[Stored items from a collection]
* begin *

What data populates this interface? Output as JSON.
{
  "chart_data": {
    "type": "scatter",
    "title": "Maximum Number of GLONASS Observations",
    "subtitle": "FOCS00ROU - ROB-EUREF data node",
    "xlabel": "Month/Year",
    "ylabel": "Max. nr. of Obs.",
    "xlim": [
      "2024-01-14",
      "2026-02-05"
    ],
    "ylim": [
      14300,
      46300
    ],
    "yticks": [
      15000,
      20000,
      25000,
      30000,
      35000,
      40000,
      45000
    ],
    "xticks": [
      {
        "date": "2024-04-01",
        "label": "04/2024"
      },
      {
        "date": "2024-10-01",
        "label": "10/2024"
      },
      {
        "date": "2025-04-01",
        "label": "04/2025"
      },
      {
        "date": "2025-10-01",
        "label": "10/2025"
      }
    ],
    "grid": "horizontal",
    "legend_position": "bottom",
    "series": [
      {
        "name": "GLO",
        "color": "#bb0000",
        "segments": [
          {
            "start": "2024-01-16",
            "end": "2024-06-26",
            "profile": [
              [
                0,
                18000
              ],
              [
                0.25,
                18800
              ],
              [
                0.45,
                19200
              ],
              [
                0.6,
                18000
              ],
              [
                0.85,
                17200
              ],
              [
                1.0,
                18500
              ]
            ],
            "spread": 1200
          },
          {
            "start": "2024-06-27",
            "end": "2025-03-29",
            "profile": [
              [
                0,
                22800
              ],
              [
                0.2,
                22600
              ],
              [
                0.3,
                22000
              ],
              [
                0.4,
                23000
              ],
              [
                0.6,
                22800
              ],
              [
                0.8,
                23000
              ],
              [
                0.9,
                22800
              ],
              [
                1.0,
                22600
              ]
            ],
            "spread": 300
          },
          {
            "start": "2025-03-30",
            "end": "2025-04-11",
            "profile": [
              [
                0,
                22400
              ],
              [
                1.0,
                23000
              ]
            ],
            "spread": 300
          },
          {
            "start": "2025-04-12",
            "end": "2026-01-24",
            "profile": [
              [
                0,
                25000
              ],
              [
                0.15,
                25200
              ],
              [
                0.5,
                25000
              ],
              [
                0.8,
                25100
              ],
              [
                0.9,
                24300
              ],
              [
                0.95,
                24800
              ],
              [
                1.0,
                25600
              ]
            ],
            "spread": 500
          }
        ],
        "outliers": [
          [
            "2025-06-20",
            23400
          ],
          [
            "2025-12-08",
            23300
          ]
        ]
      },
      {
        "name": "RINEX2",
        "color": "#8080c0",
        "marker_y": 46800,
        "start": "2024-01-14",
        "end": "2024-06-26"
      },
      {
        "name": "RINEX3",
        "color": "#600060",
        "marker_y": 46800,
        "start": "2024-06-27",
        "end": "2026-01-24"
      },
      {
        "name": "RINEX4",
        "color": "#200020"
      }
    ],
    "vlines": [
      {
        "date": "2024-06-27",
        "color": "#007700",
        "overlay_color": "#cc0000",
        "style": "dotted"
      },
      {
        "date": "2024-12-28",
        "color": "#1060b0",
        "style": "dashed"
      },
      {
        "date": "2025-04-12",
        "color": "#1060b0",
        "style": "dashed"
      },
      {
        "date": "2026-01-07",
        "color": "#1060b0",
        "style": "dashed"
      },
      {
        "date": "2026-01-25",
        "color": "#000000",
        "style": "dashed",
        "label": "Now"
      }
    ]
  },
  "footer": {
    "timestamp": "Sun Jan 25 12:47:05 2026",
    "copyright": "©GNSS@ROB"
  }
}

* end *

Description of the task ::
Faithfully reproduce all of the records, character for character.

Answer for this exercise ::
What data populates this interface? Output as JSON.
{
  "chart_data": {
    "type": "scatter",
    "title": "Maximum Number of GLONASS Observations",
    "subtitle": "FOCS00ROU - ROB-EUREF data node",
    "xlabel": "Month/Year",
    "ylabel": "Max. nr. of Obs.",
    "xlim": [
      "2024-01-14",
      "2026-02-05"
    ],
    "ylim": [
      14300,
      46300
    ],
    "yticks": [
      15000,
      20000,
      25000,
      30000,
      35000,
      40000,
      45000
    ],
    "xticks": [
      {
        "date": "2024-04-01",
        "label": "04/2024"
      },
      {
        "date": "2024-10-01",
        "label": "10/2024"
      },
      {
        "date": "2025-04-01",
        "label": "04/2025"
      },
      {
        "date": "2025-10-01",
        "label": "10/2025"
      }
    ],
    "grid": "horizontal",
    "legend_position": "bottom",
    "series": [
      {
        "name": "GLO",
        "color": "#bb0000",
        "segments": [
          {
            "start": "2024-01-16",
            "end": "2024-06-26",
            "profile": [
              [
                0,
                18000
              ],
              [
                0.25,
                18800
              ],
              [
                0.45,
                19200
              ],
              [
                0.6,
                18000
              ],
              [
                0.85,
                17200
              ],
              [
                1.0,
                18500
              ]
            ],
            "spread": 1200
          },
          {
            "start": "2024-06-27",
            "end": "2025-03-29",
            "profile": [
              [
                0,
                22800
              ],
              [
                0.2,
                22600
              ],
              [
                0.3,
                22000
              ],
              [
                0.4,
                23000
              ],
              [
                0.6,
                22800
              ],
              [
                0.8,
                23000
              ],
              [
                0.9,
                22800
              ],
              [
                1.0,
                22600
              ]
            ],
            "spread": 300
          },
          {
            "start": "2025-03-30",
            "end": "2025-04-11",
            "profile": [
              [
                0,
                22400
              ],
              [
                1.0,
                23000
              ]
            ],
            "spread": 300
          },
          {
            "start": "2025-04-12",
            "end": "2026-01-24",
            "profile": [
              [
                0,
                25000
              ],
              [
                0.15,
                25200
              ],
              [
                0.5,
                25000
              ],
              [
                0.8,
                25100
              ],
              [
                0.9,
                24300
              ],
              [
                0.95,
                24800
              ],
              [
                1.0,
                25600
              ]
            ],
            "spread": 500
          }
        ],
        "outliers": [
          [
            "2025-06-20",
            23400
          ],
          [
            "2025-12-08",
            23300
          ]
        ]
      },
      {
        "name": "RINEX2",
        "color": "#8080c0",
        "marker_y": 46800,
        "start": "2024-01-14",
        "end": "2024-06-26"
      },
      {
        "name": "RINEX3",
        "color": "#600060",
        "marker_y": 46800,
        "start": "2024-06-27",
        "end": "2026-01-24"
      },
      {
        "name": "RINEX4",
        "color": "#200020"
      }
    ],
    "vlines": [
      {
        "date": "2024-06-27",
        "color": "#007700",
        "overlay_color": "#cc0000",
        "style": "dotted"
      },
      {
        "date": "2024-12-28",
        "color": "#1060b0",
        "style": "dashed"
      },
      {
        "date": "2025-04-12",
        "color": "#1060b0",
        "style": "dashed"
      },
      {
        "date": "2026-01-07",
        "color": "#1060b0",
        "style": "dashed"
      },
      {
        "date": "2026-01-25",
        "color": "#000000",
        "style": "dashed",
        "label": "Now"
      }
    ]
  },
  "footer": {
    "timestamp": "Sun Jan 25 12:47:05 2026",
    "copyright": "©GNSS@ROB"
  }
}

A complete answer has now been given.